-- begin --

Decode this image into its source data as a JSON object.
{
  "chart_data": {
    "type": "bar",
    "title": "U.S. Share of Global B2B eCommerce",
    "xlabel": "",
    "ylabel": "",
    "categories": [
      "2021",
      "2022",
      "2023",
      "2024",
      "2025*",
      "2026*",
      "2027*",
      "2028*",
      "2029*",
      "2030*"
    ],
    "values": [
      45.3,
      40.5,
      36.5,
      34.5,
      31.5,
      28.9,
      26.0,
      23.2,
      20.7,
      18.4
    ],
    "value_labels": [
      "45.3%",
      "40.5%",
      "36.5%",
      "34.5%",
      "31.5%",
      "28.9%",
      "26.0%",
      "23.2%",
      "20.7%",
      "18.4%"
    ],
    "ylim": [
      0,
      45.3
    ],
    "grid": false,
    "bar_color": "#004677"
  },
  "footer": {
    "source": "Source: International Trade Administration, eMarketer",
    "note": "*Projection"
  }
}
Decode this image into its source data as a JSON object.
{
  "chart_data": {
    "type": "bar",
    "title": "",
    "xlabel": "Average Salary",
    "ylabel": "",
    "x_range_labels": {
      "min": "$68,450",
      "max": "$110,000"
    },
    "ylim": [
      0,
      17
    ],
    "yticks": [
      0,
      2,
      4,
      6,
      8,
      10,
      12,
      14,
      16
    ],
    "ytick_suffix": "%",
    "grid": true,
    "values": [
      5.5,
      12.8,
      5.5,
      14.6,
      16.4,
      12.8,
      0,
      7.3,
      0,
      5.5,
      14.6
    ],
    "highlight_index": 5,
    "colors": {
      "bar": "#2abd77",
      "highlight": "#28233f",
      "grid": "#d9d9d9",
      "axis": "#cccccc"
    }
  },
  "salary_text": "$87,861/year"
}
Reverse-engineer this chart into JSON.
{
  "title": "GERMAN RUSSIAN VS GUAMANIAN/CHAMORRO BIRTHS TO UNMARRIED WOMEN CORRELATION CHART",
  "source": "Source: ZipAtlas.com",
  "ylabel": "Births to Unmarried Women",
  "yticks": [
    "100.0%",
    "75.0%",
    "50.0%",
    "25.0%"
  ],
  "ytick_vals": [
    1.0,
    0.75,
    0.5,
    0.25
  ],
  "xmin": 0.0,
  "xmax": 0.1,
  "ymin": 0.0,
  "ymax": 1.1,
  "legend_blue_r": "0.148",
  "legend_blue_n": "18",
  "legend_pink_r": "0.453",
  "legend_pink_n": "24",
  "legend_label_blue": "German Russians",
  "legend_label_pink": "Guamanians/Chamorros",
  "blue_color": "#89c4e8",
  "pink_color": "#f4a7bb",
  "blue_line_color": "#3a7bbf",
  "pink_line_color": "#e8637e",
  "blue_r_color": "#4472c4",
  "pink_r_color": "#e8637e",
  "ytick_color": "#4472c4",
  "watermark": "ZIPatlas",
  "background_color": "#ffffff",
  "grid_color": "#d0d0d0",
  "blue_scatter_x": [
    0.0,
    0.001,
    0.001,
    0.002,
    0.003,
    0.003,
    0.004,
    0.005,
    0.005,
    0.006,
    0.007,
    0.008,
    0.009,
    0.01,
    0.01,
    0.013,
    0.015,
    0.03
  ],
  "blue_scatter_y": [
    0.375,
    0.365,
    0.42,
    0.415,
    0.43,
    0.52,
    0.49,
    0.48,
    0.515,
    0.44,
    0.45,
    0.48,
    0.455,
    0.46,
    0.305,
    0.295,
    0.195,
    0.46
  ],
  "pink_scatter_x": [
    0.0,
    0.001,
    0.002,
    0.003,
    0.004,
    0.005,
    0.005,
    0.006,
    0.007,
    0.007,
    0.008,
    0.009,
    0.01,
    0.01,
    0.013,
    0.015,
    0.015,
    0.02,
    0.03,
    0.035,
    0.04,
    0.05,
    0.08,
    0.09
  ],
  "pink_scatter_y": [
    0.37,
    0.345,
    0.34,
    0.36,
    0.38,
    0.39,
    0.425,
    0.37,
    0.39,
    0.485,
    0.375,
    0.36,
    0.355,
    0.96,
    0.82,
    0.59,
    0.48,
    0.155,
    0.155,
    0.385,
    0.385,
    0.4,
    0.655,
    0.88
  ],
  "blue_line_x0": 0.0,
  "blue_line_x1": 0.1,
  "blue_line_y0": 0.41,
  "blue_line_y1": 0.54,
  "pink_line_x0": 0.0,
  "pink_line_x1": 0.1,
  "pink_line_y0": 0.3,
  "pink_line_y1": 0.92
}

-- end --

YOUR OBJECTIVE
Write each line above out exactly.

RESULT OF THE EXERCISE
Decode this image into its source data as a JSON object.
{
  "chart_data": {
    "type": "bar",
    "title": "U.S. Share of Global B2B eCommerce",
    "xlabel": "",
    "ylabel": "",
    "categories": [
      "2021",
      "2022",
      "2023",
      "2024",
      "2025*",
      "2026*",
      "2027*",
      "2028*",
      "2029*",
      "2030*"
    ],
    "values": [
      45.3,
      40.5,
      36.5,
      34.5,
      31.5,
      28.9,
      26.0,
      23.2,
      20.7,
      18.4
    ],
    "value_labels": [
      "45.3%",
      "40.5%",
      "36.5%",
      "34.5%",
      "31.5%",
      "28.9%",
      "26.0%",
      "23.2%",
      "20.7%",
      "18.4%"
    ],
    "ylim": [
      0,
      45.3
    ],
    "grid": false,
    "bar_color": "#004677"
  },
  "footer": {
    "source": "Source: International Trade Administration, eMarketer",
    "note": "*Projection"
  }
}
Decode this image into its source data as a JSON object.
{
  "chart_data": {
    "type": "bar",
    "title": "",
    "xlabel": "Average Salary",
    "ylabel": "",
    "x_range_labels": {
      "min": "$68,450",
      "max": "$110,000"
    },
    "ylim": [
      0,
      17
    ],
    "yticks": [
      0,
      2,
      4,
      6,
      8,
      10,
      12,
      14,
      16
    ],
    "ytick_suffix": "%",
    "grid": true,
    "values": [
      5.5,
      12.8,
      5.5,
      14.6,
      16.4,
      12.8,
      0,
      7.3,
      0,
      5.5,
      14.6
    ],
    "highlight_index": 5,
    "colors": {
      "bar": "#2abd77",
      "highlight": "#28233f",
      "grid": "#d9d9d9",
      "axis": "#cccccc"
    }
  },
  "salary_text": "$87,861/year"
}
Reverse-engineer this chart into JSON.
{
  "title": "GERMAN RUSSIAN VS GUAMANIAN/CHAMORRO BIRTHS TO UNMARRIED WOMEN CORRELATION CHART",
  "source": "Source: ZipAtlas.com",
  "ylabel": "Births to Unmarried Women",
  "yticks": [
    "100.0%",
    "75.0%",
    "50.0%",
    "25.0%"
  ],
  "ytick_vals": [
    1.0,
    0.75,
    0.5,
    0.25
  ],
  "xmin": 0.0,
  "xmax": 0.1,
  "ymin": 0.0,
  "ymax": 1.1,
  "legend_blue_r": "0.148",
  "legend_blue_n": "18",
  "legend_pink_r": "0.453",
  "legend_pink_n": "24",
  "legend_label_blue": "German Russians",
  "legend_label_pink": "Guamanians/Chamorros",
  "blue_color": "#89c4e8",
  "pink_color": "#f4a7bb",
  "blue_line_color": "#3a7bbf",
  "pink_line_color": "#e8637e",
  "blue_r_color": "#4472c4",
  "pink_r_color": "#e8637e",
  "ytick_color": "#4472c4",
  "watermark": "ZIPatlas",
  "background_color": "#ffffff",
  "grid_color": "#d0d0d0",
  "blue_scatter_x": [
    0.0,
    0.001,
    0.001,
    0.002,
    0.003,
    0.003,
    0.004,
    0.005,
    0.005,
    0.006,
    0.007,
    0.008,
    0.009,
    0.01,
    0.01,
    0.013,
    0.015,
    0.03
  ],
  "blue_scatter_y": [
    0.375,
    0.365,
    0.42,
    0.415,
    0.43,
    0.52,
    0.49,
    0.48,
    0.515,
    0.44,
    0.45,
    0.48,
    0.455,
    0.46,
    0.305,
    0.295,
    0.195,
    0.46
  ],
  "pink_scatter_x": [
    0.0,
    0.001,
    0.002,
    0.003,
    0.004,
    0.005,
    0.005,
    0.006,
    0.007,
    0.007,
    0.008,
    0.009,
    0.01,
    0.01,
    0.013,
    0.015,
    0.015,
    0.02,
    0.03,
    0.035,
    0.04,
    0.05,
    0.08,
    0.09
  ],
  "pink_scatter_y": [
    0.37,
    0.345,
    0.34,
    0.36,
    0.38,
    0.39,
    0.425,
    0.37,
    0.39,
    0.485,
    0.375,
    0.36,
    0.355,
    0.96,
    0.82,
    0.59,
    0.48,
    0.155,
    0.155,
    0.385,
    0.385,
    0.4,
    0.655,
    0.88
  ],
  "blue_line_x0": 0.0,
  "blue_line_x1": 0.1,
  "blue_line_y0": 0.41,
  "blue_line_y1": 0.54,
  "pink_line_x0": 0.0,
  "pink_line_x1": 0.1,
  "pink_line_y0": 0.3,
  "pink_line_y1": 0.92
}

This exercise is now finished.